--- Information shown ---

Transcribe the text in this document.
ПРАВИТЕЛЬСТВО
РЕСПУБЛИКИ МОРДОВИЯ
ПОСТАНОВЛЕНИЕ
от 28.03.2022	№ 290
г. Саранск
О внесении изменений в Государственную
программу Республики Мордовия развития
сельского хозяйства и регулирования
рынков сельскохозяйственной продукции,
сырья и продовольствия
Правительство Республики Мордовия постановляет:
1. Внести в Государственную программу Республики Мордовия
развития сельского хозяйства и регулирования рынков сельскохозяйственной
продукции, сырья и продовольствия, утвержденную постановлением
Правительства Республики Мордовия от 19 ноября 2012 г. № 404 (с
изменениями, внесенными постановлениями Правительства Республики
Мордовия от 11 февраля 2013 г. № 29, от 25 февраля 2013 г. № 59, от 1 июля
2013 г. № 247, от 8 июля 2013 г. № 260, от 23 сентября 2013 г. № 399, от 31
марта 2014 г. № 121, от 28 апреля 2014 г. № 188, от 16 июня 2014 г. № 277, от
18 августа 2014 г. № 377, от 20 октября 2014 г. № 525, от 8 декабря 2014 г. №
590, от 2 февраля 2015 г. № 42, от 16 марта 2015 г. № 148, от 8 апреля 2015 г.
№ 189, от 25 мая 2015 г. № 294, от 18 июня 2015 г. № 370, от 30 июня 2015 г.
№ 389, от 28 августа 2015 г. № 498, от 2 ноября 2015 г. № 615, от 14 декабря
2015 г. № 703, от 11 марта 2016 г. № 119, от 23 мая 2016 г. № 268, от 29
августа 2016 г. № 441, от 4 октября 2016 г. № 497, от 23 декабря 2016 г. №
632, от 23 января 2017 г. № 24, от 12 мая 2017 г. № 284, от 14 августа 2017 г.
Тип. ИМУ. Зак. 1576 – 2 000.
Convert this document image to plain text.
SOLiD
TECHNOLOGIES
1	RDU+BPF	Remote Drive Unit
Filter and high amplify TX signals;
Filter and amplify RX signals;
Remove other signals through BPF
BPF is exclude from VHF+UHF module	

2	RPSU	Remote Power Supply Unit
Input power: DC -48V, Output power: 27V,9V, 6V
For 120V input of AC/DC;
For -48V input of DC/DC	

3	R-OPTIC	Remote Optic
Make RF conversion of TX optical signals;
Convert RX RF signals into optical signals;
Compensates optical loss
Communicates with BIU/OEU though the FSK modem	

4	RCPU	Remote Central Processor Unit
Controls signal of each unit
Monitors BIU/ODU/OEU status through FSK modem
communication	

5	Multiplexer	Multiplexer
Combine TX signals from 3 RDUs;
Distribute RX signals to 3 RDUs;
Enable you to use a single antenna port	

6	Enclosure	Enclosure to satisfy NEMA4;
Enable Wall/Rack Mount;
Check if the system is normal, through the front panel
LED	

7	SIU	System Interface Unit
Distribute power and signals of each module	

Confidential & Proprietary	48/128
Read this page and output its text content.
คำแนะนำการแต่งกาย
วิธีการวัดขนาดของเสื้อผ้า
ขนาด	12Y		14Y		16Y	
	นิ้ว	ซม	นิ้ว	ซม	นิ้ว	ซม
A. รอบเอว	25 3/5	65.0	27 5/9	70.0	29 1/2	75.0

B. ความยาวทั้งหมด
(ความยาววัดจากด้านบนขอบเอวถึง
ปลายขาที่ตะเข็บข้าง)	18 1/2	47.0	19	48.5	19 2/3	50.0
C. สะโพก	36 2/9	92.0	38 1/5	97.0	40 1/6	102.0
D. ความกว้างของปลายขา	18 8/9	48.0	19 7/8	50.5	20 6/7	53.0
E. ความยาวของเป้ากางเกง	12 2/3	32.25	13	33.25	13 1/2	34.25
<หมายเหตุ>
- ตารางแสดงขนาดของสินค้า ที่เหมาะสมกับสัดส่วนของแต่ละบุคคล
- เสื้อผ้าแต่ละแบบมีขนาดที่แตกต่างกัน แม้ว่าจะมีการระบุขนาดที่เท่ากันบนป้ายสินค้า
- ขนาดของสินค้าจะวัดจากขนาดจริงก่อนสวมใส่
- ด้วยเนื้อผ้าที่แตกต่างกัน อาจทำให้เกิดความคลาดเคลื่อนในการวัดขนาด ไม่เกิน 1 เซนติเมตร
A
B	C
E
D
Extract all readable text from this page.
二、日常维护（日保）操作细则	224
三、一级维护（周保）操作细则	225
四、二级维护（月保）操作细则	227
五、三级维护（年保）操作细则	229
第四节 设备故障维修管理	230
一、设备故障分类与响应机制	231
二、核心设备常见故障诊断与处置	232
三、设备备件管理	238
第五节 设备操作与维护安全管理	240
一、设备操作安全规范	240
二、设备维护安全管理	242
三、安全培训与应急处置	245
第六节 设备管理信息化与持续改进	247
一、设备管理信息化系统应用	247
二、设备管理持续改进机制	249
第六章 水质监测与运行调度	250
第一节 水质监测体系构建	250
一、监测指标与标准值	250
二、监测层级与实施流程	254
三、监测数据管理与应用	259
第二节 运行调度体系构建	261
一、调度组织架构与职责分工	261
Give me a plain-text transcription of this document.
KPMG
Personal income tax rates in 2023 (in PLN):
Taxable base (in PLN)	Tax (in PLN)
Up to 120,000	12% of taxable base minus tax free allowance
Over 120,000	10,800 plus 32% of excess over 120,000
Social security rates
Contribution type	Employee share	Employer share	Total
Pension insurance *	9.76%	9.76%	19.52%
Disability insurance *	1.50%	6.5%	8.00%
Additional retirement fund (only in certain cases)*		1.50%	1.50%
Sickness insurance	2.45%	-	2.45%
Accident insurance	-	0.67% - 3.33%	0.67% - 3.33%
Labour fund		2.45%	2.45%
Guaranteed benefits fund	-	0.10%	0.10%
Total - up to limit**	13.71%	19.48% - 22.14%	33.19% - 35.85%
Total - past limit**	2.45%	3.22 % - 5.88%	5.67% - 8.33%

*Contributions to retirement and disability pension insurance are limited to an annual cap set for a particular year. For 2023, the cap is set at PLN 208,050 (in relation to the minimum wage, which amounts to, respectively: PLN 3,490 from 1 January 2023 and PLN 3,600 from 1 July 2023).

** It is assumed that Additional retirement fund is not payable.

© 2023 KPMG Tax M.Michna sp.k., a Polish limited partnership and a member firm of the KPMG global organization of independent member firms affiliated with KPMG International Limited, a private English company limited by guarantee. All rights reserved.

---

Identify each line in the entries with the word "августа" and copy it.

Exercise response:
18 августа 2014 г. № 377, от 20 октября 2014 г. № 525, от 8 декабря 2014 г. №
№ 389, от 28 августа 2015 г. № 498, от 2 ноября 2015 г. № 615, от 14 декабря
августа 2016 г. № 441, от 4 октября 2016 г. № 497, от 23 декабря 2016 г. №
632, от 23 января 2017 г. № 24, от 12 мая 2017 г. № 284, от 14 августа 2017 г.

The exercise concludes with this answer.